**WHAT TO WORK ON**
Determine which lines contain the word "name", then copy those lines.

━━ MATERIAL FOR THE TASK

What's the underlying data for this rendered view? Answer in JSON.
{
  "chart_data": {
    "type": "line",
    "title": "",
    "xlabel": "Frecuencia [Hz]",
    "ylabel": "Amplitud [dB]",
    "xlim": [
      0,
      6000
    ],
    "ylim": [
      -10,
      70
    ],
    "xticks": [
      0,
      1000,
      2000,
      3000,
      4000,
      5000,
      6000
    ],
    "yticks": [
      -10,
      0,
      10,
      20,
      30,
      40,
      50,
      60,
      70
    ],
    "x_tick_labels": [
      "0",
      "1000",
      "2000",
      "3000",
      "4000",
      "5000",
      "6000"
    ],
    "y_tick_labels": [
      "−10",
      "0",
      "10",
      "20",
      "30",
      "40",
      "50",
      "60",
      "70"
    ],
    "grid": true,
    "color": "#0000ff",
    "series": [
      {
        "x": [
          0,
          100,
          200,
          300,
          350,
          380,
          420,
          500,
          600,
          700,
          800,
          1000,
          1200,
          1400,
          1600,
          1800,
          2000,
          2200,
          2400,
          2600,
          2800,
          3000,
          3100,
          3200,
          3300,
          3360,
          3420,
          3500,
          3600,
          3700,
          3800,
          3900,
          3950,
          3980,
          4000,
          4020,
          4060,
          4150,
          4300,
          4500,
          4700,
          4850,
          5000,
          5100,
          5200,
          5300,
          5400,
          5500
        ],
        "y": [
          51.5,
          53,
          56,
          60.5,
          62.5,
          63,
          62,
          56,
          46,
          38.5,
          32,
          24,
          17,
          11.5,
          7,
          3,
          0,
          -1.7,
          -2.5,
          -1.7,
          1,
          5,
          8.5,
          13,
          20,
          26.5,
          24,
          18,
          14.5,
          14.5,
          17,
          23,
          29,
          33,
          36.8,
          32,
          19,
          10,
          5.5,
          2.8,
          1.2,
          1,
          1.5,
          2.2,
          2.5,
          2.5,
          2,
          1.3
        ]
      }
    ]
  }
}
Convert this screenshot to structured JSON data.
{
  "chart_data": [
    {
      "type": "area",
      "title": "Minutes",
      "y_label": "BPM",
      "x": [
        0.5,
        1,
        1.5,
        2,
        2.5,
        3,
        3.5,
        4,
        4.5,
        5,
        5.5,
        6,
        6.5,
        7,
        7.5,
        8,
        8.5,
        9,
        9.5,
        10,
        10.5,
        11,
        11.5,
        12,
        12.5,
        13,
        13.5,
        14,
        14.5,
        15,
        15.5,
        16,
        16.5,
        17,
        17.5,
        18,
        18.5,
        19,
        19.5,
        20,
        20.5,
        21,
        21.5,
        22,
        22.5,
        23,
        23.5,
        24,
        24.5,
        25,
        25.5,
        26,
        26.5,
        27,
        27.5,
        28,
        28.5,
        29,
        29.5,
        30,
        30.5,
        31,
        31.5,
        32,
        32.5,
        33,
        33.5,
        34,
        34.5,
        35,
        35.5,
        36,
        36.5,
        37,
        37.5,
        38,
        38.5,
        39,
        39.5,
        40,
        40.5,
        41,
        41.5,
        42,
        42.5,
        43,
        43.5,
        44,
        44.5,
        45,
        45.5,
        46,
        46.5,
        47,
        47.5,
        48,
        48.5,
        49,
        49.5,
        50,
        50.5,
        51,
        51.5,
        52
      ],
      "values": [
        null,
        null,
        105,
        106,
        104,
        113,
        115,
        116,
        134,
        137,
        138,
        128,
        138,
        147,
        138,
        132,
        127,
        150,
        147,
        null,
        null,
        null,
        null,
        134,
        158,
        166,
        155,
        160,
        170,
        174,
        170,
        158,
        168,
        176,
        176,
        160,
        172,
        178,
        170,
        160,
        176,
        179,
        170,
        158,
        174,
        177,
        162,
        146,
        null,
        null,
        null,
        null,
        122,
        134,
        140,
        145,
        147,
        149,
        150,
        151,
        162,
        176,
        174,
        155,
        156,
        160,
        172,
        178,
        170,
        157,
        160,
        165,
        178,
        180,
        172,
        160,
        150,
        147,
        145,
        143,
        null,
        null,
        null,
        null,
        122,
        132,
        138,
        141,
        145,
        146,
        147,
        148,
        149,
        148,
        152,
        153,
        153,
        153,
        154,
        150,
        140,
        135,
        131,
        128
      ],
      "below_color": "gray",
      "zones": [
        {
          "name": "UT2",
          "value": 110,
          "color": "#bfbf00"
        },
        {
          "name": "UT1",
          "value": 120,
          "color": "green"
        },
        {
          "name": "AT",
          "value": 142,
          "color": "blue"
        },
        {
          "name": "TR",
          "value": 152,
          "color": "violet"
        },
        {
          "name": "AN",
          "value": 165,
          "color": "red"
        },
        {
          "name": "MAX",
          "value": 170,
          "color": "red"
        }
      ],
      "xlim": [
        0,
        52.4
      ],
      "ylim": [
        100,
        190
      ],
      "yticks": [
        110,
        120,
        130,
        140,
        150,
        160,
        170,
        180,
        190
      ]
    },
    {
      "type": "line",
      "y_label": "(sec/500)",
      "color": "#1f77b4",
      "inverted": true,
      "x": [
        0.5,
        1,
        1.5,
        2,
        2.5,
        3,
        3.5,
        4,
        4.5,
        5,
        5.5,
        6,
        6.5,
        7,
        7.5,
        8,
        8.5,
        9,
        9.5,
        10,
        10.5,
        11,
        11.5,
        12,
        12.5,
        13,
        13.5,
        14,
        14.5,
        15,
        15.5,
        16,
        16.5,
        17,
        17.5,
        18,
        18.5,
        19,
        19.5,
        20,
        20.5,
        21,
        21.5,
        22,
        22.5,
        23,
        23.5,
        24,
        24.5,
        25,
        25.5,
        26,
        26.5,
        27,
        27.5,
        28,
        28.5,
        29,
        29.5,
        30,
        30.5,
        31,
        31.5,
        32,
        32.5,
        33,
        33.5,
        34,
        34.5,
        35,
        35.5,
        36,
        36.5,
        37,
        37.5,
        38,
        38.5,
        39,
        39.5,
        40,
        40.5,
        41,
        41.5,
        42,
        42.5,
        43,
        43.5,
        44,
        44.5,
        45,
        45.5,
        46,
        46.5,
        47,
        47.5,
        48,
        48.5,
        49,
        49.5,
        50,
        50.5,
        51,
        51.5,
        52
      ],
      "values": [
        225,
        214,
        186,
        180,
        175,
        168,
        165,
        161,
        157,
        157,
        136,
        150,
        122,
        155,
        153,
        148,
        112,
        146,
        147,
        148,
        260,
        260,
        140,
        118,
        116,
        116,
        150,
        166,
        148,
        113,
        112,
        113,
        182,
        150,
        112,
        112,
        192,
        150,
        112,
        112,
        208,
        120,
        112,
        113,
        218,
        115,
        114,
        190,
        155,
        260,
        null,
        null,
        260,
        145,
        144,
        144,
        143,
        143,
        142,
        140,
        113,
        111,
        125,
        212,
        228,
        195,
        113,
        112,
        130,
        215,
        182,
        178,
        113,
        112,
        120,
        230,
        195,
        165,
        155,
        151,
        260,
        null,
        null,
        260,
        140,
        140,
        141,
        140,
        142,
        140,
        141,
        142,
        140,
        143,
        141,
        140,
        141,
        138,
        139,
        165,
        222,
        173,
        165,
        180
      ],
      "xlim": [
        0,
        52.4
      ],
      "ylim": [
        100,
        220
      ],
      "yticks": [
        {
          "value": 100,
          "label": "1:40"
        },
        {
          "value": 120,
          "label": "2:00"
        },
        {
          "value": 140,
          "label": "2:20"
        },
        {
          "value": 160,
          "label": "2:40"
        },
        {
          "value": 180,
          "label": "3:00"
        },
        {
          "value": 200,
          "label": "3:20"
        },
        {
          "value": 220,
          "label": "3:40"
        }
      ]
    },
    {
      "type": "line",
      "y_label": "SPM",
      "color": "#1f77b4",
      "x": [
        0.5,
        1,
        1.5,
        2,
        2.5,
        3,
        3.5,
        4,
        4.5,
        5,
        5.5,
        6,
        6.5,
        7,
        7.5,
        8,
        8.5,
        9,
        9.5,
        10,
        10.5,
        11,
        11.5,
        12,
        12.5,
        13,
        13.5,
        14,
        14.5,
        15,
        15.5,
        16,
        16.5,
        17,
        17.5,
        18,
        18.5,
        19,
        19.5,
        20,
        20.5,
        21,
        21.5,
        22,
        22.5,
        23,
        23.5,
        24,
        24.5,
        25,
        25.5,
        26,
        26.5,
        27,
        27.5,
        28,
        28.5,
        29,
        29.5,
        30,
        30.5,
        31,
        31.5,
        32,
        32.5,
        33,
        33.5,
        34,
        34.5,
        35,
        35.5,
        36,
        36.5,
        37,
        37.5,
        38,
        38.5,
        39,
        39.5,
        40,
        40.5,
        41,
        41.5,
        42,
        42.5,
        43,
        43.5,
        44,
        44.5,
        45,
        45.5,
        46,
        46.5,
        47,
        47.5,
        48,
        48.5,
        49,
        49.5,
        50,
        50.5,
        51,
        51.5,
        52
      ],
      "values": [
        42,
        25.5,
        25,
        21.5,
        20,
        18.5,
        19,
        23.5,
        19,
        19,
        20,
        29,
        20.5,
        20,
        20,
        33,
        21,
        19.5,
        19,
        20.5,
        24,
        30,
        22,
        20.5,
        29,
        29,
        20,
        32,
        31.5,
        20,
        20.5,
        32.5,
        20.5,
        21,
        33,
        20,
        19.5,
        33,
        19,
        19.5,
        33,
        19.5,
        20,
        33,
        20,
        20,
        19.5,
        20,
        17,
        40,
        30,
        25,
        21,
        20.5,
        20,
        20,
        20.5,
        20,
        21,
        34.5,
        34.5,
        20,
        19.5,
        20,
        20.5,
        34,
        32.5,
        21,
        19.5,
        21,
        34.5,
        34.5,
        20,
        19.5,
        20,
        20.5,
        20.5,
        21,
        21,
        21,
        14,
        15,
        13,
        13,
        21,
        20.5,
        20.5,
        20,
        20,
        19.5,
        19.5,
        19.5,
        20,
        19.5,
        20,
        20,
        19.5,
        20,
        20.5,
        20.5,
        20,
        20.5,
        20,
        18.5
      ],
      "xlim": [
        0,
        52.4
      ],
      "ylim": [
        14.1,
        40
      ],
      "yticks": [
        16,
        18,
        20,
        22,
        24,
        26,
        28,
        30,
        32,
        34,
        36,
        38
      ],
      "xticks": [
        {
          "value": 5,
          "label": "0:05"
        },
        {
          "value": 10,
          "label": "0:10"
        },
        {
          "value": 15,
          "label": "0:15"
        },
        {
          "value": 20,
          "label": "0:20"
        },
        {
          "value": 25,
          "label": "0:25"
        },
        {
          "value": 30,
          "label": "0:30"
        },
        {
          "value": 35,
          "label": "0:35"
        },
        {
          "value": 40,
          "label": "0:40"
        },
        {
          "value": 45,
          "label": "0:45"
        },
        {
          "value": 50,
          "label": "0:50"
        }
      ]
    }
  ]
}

━━━━

**OUTPUT BELOW**
          "name": "UT2",
          "name": "UT1",
          "name": "AT",
          "name": "TR",
          "name": "AN",
          "name": "MAX",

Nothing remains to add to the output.